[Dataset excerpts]
---------------

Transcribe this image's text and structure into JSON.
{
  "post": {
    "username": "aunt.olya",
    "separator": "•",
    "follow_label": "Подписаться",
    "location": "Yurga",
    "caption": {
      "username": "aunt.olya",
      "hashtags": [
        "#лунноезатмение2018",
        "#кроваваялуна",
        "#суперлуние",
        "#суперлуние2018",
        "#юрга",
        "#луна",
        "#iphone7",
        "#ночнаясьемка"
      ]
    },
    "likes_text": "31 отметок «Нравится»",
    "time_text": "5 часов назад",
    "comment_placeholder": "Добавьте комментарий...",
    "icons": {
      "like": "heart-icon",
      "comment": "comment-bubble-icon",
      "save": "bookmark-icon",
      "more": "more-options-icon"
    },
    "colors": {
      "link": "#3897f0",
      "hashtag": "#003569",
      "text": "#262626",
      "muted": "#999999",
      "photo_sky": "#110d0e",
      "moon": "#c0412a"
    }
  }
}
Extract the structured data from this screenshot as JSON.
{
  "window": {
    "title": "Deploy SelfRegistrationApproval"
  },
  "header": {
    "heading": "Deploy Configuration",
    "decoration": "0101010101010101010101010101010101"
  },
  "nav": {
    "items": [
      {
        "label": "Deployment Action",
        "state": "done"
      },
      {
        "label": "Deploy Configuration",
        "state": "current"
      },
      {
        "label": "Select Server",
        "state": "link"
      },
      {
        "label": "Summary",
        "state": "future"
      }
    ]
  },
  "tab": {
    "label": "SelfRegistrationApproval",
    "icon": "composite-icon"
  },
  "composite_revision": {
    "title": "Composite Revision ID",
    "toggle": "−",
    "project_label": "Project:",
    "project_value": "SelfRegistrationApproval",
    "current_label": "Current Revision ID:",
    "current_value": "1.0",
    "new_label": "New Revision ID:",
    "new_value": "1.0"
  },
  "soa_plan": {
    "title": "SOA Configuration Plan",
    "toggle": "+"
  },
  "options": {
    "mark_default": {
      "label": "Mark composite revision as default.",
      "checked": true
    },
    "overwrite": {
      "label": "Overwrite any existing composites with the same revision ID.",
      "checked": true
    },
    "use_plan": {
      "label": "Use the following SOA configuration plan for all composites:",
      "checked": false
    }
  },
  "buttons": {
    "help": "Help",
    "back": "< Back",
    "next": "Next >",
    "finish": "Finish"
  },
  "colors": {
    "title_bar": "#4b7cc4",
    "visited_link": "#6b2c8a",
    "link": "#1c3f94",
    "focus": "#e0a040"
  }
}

---------------

■ **DIRECTIONS**: Which lines of the data above contain "SelfRegistrationApproval"? Copy each one.

■ **FULL OUTPUT**:
    "title": "Deploy SelfRegistrationApproval"
    "label": "SelfRegistrationApproval",
    "project_value": "SelfRegistrationApproval",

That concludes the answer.